■ Given request: Report all lines holding "caption".

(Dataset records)
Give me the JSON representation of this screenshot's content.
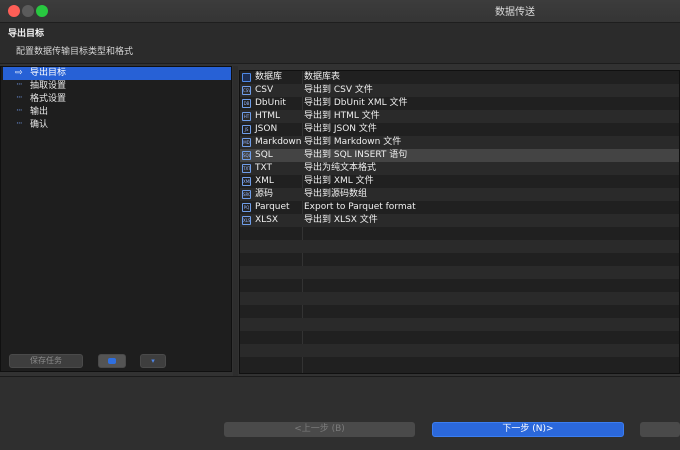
{
  "window": {
    "title": "数据传送",
    "traffic_lights": [
      "close",
      "minimize",
      "zoom"
    ]
  },
  "header": {
    "title": "导出目标",
    "subtitle": "配置数据传输目标类型和格式"
  },
  "tree": {
    "items": [
      {
        "label": "导出目标",
        "selected": true,
        "icon": "arrow-right-icon"
      },
      {
        "label": "抽取设置",
        "selected": false,
        "icon": "dotted-connector-icon"
      },
      {
        "label": "格式设置",
        "selected": false,
        "icon": "dotted-connector-icon"
      },
      {
        "label": "输出",
        "selected": false,
        "icon": "dotted-connector-icon"
      },
      {
        "label": "确认",
        "selected": false,
        "icon": "dotted-connector-icon"
      }
    ]
  },
  "left_buttons": {
    "save_task": "保存任务",
    "settings_icon": "gear-icon",
    "load_icon": "load-icon"
  },
  "table": {
    "rows": [
      {
        "name": "数据库",
        "desc": "数据库表",
        "icon": "database-table-icon"
      },
      {
        "name": "CSV",
        "desc": "导出到 CSV 文件",
        "icon": "csv-file-icon"
      },
      {
        "name": "DbUnit",
        "desc": "导出到 DbUnit XML 文件",
        "icon": "dbunit-file-icon"
      },
      {
        "name": "HTML",
        "desc": "导出到 HTML 文件",
        "icon": "html-file-icon"
      },
      {
        "name": "JSON",
        "desc": "导出到 JSON 文件",
        "icon": "json-file-icon"
      },
      {
        "name": "Markdown",
        "desc": "导出到 Markdown 文件",
        "icon": "markdown-file-icon"
      },
      {
        "name": "SQL",
        "desc": "导出到 SQL INSERT 语句",
        "icon": "sql-file-icon",
        "highlighted": true
      },
      {
        "name": "TXT",
        "desc": "导出为纯文本格式",
        "icon": "txt-file-icon"
      },
      {
        "name": "XML",
        "desc": "导出到 XML 文件",
        "icon": "xml-file-icon"
      },
      {
        "name": "源码",
        "desc": "导出到源码数组",
        "icon": "source-code-file-icon"
      },
      {
        "name": "Parquet",
        "desc": "Export to Parquet format",
        "icon": "parquet-file-icon"
      },
      {
        "name": "XLSX",
        "desc": "导出到 XLSX 文件",
        "icon": "xlsx-file-icon"
      }
    ]
  },
  "footer": {
    "prev": "<上一步 (B)",
    "next": "下一步 (N)>"
  },
  "colors": {
    "selection": "#2761d6",
    "primary_button": "#2b68db",
    "row_highlight": "#444444"
  }
}
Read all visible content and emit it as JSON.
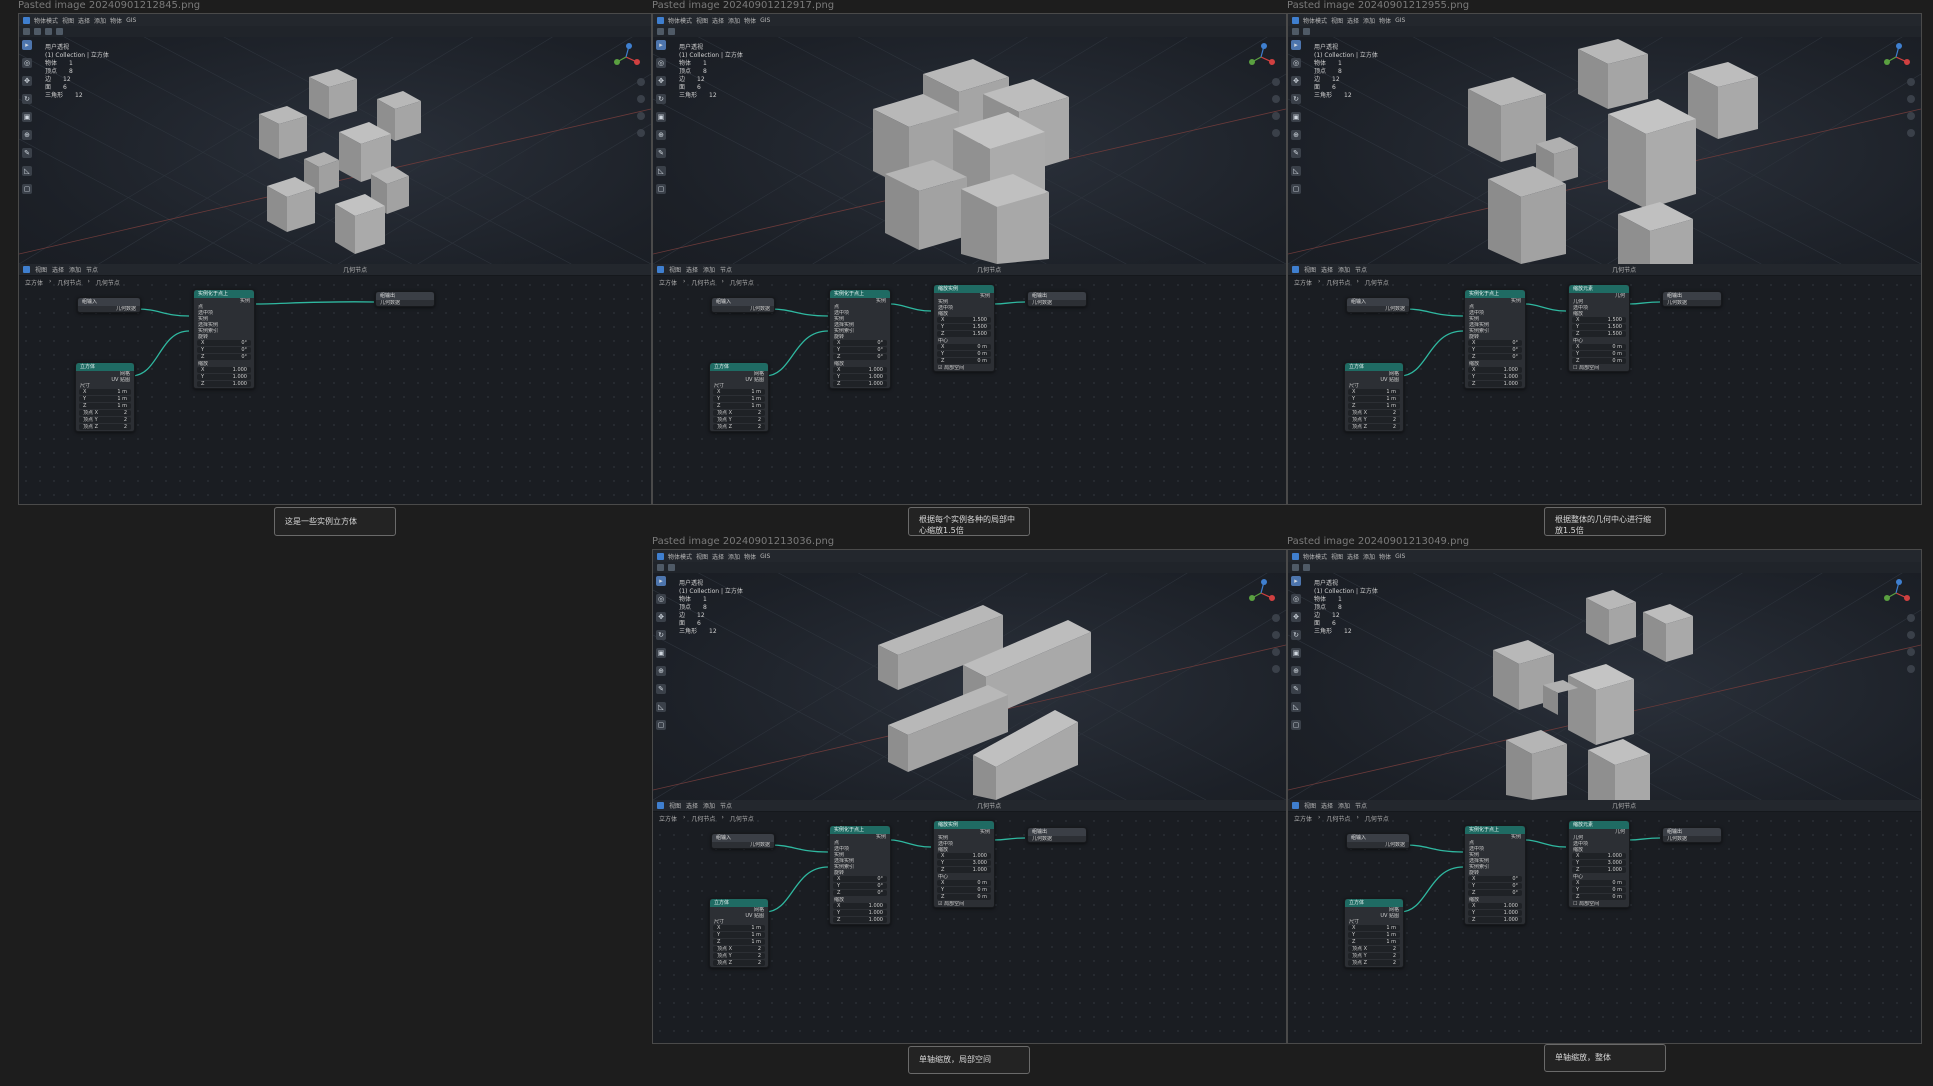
{
  "panels": [
    {
      "file_title": "Pasted image 20240901212845.png",
      "menu": [
        "物体模式",
        "视图",
        "选择",
        "添加",
        "物体",
        "GIS"
      ],
      "scene_label": "用户透视",
      "collection": "(1) Collection | 立方体",
      "stats": [
        [
          "物体",
          "1"
        ],
        [
          "顶点",
          "8"
        ],
        [
          "边",
          "12"
        ],
        [
          "面",
          "6"
        ],
        [
          "三角形",
          "12"
        ]
      ],
      "editor_menu": [
        "视图",
        "选择",
        "添加",
        "节点"
      ],
      "editor_type": "几何节点",
      "breadcrumb": [
        "立方体",
        "几何节点",
        "几何节点"
      ],
      "caption": "这是一些实例立方体",
      "nodes": {
        "input": {
          "title": "组输入",
          "out": "几何数据"
        },
        "cube": {
          "title": "立方体",
          "out1": "网格",
          "out2": "UV 贴图",
          "size": "尺寸",
          "x": "1 m",
          "y": "1 m",
          "z": "1 m",
          "vx": "顶点 X",
          "vy": "顶点 Y",
          "vz": "顶点 Z",
          "vval": "2"
        },
        "instance": {
          "title": "实例化于点上",
          "out": "实例",
          "rows": [
            "点",
            "选中项",
            "实例",
            "选择实例",
            "实例索引",
            "旋转"
          ],
          "rot": [
            "0°",
            "0°",
            "0°"
          ],
          "scale_label": "缩放",
          "scale": [
            "1.000",
            "1.000",
            "1.000"
          ]
        },
        "output": {
          "title": "组输出",
          "in": "几何数据"
        }
      }
    },
    {
      "file_title": "Pasted image 20240901212917.png",
      "caption": "根据每个实例各种的局部中心缩放1.5倍",
      "scale_node": {
        "title": "缩放实例",
        "rows": [
          "实例",
          "选中项",
          "缩放"
        ],
        "scale": [
          "1.500",
          "1.500",
          "1.500"
        ],
        "center_label": "中心",
        "center": [
          "0 m",
          "0 m",
          "0 m"
        ],
        "local": "局部空间"
      }
    },
    {
      "file_title": "Pasted image 20240901212955.png",
      "caption": "根据整体的几何中心进行缩放1.5倍",
      "scale_node": {
        "title": "缩放元素",
        "rows": [
          "几何",
          "选中项",
          "缩放"
        ],
        "scale": [
          "1.500",
          "1.500",
          "1.500"
        ],
        "center_label": "中心",
        "center": [
          "0 m",
          "0 m",
          "0 m"
        ],
        "local": "局部空间"
      }
    },
    {
      "file_title": "Pasted image 20240901213036.png",
      "caption": "单轴缩放，局部空间",
      "scale_node": {
        "title": "缩放实例",
        "rows": [
          "实例",
          "选中项",
          "缩放"
        ],
        "scale": [
          "1.000",
          "3.000",
          "1.000"
        ],
        "center_label": "中心",
        "center": [
          "0 m",
          "0 m",
          "0 m"
        ],
        "local": "局部空间"
      }
    },
    {
      "file_title": "Pasted image 20240901213049.png",
      "caption": "单轴缩放，整体",
      "scale_node": {
        "title": "缩放元素",
        "rows": [
          "几何",
          "选中项",
          "缩放"
        ],
        "scale": [
          "1.000",
          "3.000",
          "1.000"
        ],
        "center_label": "中心",
        "center": [
          "0 m",
          "0 m",
          "0 m"
        ],
        "local": "局部空间"
      }
    }
  ],
  "colors": {
    "link": "#2fb8a0",
    "teal_header": "#1f6b63",
    "cube_light": "#b5b5b5",
    "cube_mid": "#9a9a9a",
    "cube_dark": "#7c7c7c"
  },
  "icons": [
    "select-icon",
    "cursor-icon",
    "move-icon",
    "rotate-icon",
    "scale-icon",
    "transform-icon",
    "annotate-icon",
    "measure-icon",
    "add-cube-icon"
  ]
}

■ Final answer:
      "caption": "这是一些实例立方体",
      "caption": "根据每个实例各种的局部中心缩放1.5倍",
      "caption": "根据整体的几何中心进行缩放1.5倍",
      "caption": "单轴缩放，局部空间",
      "caption": "单轴缩放，整体",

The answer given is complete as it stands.